++++ DATA PROVIDED

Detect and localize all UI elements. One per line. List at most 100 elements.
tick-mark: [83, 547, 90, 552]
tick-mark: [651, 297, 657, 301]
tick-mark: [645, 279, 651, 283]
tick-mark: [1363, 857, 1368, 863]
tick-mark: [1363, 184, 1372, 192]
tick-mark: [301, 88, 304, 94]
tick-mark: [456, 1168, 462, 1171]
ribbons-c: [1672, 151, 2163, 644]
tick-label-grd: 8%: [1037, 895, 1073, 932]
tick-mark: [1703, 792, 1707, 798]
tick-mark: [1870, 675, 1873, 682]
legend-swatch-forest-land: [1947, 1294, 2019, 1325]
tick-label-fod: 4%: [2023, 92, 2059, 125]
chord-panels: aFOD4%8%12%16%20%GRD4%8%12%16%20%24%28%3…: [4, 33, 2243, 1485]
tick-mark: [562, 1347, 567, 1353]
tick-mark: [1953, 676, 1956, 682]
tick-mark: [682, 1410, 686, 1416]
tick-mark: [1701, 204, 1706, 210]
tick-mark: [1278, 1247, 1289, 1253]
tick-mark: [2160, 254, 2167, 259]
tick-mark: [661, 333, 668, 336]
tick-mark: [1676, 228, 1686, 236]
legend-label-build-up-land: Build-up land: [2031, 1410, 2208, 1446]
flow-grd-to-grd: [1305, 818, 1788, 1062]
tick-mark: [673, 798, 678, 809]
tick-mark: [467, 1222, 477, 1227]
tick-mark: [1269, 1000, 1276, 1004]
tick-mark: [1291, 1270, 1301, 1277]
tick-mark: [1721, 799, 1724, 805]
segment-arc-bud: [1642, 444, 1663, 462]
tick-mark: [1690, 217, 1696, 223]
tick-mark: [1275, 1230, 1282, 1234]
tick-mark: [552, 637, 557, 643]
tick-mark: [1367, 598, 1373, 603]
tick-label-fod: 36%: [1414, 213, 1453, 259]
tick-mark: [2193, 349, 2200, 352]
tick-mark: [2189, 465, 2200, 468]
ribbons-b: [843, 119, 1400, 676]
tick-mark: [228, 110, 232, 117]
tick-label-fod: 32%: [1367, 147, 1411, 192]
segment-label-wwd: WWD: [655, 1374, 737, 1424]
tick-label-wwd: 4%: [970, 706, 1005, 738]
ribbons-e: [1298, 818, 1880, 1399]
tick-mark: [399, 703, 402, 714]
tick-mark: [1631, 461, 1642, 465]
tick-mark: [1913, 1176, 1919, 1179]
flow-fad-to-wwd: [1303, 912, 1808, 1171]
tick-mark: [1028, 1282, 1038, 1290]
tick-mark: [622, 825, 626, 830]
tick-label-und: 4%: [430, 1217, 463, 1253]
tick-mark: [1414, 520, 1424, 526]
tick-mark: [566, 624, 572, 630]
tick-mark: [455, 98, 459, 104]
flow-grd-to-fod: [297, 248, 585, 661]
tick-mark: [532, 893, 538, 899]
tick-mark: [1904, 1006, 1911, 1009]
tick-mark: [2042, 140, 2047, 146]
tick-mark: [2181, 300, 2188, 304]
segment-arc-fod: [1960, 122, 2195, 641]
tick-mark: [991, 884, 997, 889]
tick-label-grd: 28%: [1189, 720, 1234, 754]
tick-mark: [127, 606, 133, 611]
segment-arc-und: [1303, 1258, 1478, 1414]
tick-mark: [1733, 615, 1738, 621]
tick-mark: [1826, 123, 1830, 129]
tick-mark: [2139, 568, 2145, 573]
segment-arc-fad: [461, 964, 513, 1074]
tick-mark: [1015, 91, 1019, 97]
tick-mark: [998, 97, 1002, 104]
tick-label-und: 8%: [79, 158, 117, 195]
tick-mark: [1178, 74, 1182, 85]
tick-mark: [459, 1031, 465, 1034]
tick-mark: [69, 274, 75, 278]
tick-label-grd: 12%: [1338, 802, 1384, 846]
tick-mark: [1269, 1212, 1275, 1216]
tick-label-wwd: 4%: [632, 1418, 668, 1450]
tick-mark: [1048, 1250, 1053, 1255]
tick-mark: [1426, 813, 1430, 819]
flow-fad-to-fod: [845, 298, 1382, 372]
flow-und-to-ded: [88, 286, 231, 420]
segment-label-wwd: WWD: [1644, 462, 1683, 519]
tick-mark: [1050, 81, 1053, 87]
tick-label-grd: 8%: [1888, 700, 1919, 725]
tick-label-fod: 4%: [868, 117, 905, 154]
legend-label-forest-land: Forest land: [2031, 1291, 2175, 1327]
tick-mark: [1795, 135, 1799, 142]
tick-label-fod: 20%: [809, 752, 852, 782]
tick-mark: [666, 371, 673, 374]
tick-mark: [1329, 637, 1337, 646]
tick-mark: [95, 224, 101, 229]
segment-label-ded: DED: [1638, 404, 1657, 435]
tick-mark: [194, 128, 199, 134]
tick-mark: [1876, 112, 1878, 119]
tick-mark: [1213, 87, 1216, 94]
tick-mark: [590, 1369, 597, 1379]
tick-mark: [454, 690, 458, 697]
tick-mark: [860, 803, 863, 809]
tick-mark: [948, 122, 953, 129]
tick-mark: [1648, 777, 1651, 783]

++++++++

_WHAT YOU ARE ASKED TO DO:_ Rewrite the data above, replacing each "tick-mark" with "axis-tick" and leaving everything else unchanged.

_WRITTEN RESPONSE:_
Detect and localize all UI elements. One per line. List at most 100 elements.
axis-tick: [83, 547, 90, 552]
axis-tick: [651, 297, 657, 301]
axis-tick: [645, 279, 651, 283]
axis-tick: [1363, 857, 1368, 863]
axis-tick: [1363, 184, 1372, 192]
axis-tick: [301, 88, 304, 94]
axis-tick: [456, 1168, 462, 1171]
ribbons-c: [1672, 151, 2163, 644]
tick-label-grd: 8%: [1037, 895, 1073, 932]
axis-tick: [1703, 792, 1707, 798]
axis-tick: [1870, 675, 1873, 682]
legend-swatch-forest-land: [1947, 1294, 2019, 1325]
tick-label-fod: 4%: [2023, 92, 2059, 125]
chord-panels: aFOD4%8%12%16%20%GRD4%8%12%16%20%24%28%3…: [4, 33, 2243, 1485]
axis-tick: [562, 1347, 567, 1353]
axis-tick: [1953, 676, 1956, 682]
axis-tick: [682, 1410, 686, 1416]
axis-tick: [1701, 204, 1706, 210]
axis-tick: [1278, 1247, 1289, 1253]
axis-tick: [2160, 254, 2167, 259]
axis-tick: [661, 333, 668, 336]
axis-tick: [1676, 228, 1686, 236]
legend-label-build-up-land: Build-up land: [2031, 1410, 2208, 1446]
flow-grd-to-grd: [1305, 818, 1788, 1062]
axis-tick: [673, 798, 678, 809]
axis-tick: [467, 1222, 477, 1227]
axis-tick: [1269, 1000, 1276, 1004]
axis-tick: [1291, 1270, 1301, 1277]
axis-tick: [1721, 799, 1724, 805]
segment-arc-bud: [1642, 444, 1663, 462]
axis-tick: [1690, 217, 1696, 223]
axis-tick: [1275, 1230, 1282, 1234]
axis-tick: [552, 637, 557, 643]
axis-tick: [1367, 598, 1373, 603]
tick-label-fod: 36%: [1414, 213, 1453, 259]
axis-tick: [2193, 349, 2200, 352]
axis-tick: [2189, 465, 2200, 468]
ribbons-b: [843, 119, 1400, 676]
axis-tick: [228, 110, 232, 117]
tick-label-fod: 32%: [1367, 147, 1411, 192]
segment-label-wwd: WWD: [655, 1374, 737, 1424]
tick-label-wwd: 4%: [970, 706, 1005, 738]
ribbons-e: [1298, 818, 1880, 1399]
axis-tick: [399, 703, 402, 714]
axis-tick: [1631, 461, 1642, 465]
axis-tick: [1913, 1176, 1919, 1179]
flow-fad-to-wwd: [1303, 912, 1808, 1171]
axis-tick: [1028, 1282, 1038, 1290]
axis-tick: [622, 825, 626, 830]
tick-label-und: 4%: [430, 1217, 463, 1253]
axis-tick: [1414, 520, 1424, 526]
axis-tick: [566, 624, 572, 630]
axis-tick: [455, 98, 459, 104]
flow-grd-to-fod: [297, 248, 585, 661]
axis-tick: [532, 893, 538, 899]
axis-tick: [1904, 1006, 1911, 1009]
axis-tick: [2042, 140, 2047, 146]
axis-tick: [2181, 300, 2188, 304]
segment-arc-fod: [1960, 122, 2195, 641]
axis-tick: [991, 884, 997, 889]
tick-label-grd: 28%: [1189, 720, 1234, 754]
axis-tick: [127, 606, 133, 611]
segment-arc-und: [1303, 1258, 1478, 1414]
axis-tick: [1733, 615, 1738, 621]
axis-tick: [1826, 123, 1830, 129]
axis-tick: [2139, 568, 2145, 573]
segment-arc-fad: [461, 964, 513, 1074]
axis-tick: [1015, 91, 1019, 97]
axis-tick: [998, 97, 1002, 104]
tick-label-und: 8%: [79, 158, 117, 195]
axis-tick: [1178, 74, 1182, 85]
axis-tick: [459, 1031, 465, 1034]
axis-tick: [69, 274, 75, 278]
tick-label-grd: 12%: [1338, 802, 1384, 846]
axis-tick: [1269, 1212, 1275, 1216]
tick-label-wwd: 4%: [632, 1418, 668, 1450]
axis-tick: [1048, 1250, 1053, 1255]
axis-tick: [1426, 813, 1430, 819]
flow-fad-to-fod: [845, 298, 1382, 372]
flow-und-to-ded: [88, 286, 231, 420]
segment-label-wwd: WWD: [1644, 462, 1683, 519]
axis-tick: [1050, 81, 1053, 87]
tick-label-grd: 8%: [1888, 700, 1919, 725]
tick-label-fod: 4%: [868, 117, 905, 154]
legend-label-forest-land: Forest land: [2031, 1291, 2175, 1327]
axis-tick: [1795, 135, 1799, 142]
tick-label-fod: 20%: [809, 752, 852, 782]
axis-tick: [666, 371, 673, 374]
axis-tick: [1329, 637, 1337, 646]
axis-tick: [95, 224, 101, 229]
segment-label-ded: DED: [1638, 404, 1657, 435]
axis-tick: [194, 128, 199, 134]
axis-tick: [1876, 112, 1878, 119]
axis-tick: [1213, 87, 1216, 94]
axis-tick: [590, 1369, 597, 1379]
axis-tick: [454, 690, 458, 697]
axis-tick: [860, 803, 863, 809]
axis-tick: [948, 122, 953, 129]
axis-tick: [1648, 777, 1651, 783]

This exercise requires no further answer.